WHAT YOU HAVE TO DO: Set out each line from the following listing that includes the word "document".
Start SOURCE DATA
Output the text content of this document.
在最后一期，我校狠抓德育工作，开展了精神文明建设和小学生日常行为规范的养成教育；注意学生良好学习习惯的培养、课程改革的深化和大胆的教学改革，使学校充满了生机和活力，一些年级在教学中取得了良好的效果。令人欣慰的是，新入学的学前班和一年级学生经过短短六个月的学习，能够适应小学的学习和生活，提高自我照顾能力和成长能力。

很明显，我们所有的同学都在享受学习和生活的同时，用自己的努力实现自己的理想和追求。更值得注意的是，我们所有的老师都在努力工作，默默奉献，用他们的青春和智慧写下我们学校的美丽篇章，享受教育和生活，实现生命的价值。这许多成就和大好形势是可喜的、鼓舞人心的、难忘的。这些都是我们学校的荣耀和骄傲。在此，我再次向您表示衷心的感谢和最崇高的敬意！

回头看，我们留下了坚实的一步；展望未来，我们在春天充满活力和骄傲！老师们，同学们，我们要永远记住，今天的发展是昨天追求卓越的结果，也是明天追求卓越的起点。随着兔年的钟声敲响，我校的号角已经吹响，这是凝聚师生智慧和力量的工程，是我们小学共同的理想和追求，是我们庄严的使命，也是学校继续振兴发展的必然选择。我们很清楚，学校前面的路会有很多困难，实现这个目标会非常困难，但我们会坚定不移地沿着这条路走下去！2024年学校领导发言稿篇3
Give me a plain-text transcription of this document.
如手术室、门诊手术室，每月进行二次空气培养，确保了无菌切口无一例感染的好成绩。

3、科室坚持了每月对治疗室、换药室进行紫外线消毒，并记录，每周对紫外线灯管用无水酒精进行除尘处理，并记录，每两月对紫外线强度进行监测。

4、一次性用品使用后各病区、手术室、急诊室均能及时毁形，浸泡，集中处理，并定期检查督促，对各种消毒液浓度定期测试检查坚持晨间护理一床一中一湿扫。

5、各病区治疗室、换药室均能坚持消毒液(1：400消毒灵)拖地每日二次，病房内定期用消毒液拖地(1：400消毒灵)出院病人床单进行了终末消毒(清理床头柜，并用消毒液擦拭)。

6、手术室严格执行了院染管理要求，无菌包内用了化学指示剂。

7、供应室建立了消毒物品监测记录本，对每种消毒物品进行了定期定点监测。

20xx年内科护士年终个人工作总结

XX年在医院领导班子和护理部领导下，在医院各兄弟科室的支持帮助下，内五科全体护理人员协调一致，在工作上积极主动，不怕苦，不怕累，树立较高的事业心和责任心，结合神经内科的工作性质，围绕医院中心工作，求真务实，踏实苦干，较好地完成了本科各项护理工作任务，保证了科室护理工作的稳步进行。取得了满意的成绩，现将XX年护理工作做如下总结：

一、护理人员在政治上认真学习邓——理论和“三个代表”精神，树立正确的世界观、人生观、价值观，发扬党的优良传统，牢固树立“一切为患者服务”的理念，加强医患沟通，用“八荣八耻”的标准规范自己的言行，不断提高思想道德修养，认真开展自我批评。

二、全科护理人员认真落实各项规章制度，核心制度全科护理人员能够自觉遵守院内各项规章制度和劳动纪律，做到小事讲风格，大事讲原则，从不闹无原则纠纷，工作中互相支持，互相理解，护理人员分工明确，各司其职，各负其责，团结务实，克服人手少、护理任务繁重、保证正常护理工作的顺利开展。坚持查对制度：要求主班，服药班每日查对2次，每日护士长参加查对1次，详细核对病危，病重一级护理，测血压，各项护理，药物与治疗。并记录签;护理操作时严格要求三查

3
End SOURCE DATA
OUTPUT FOR THIS TASK:
Output the text content of this document.
Give me a plain-text transcription of this document.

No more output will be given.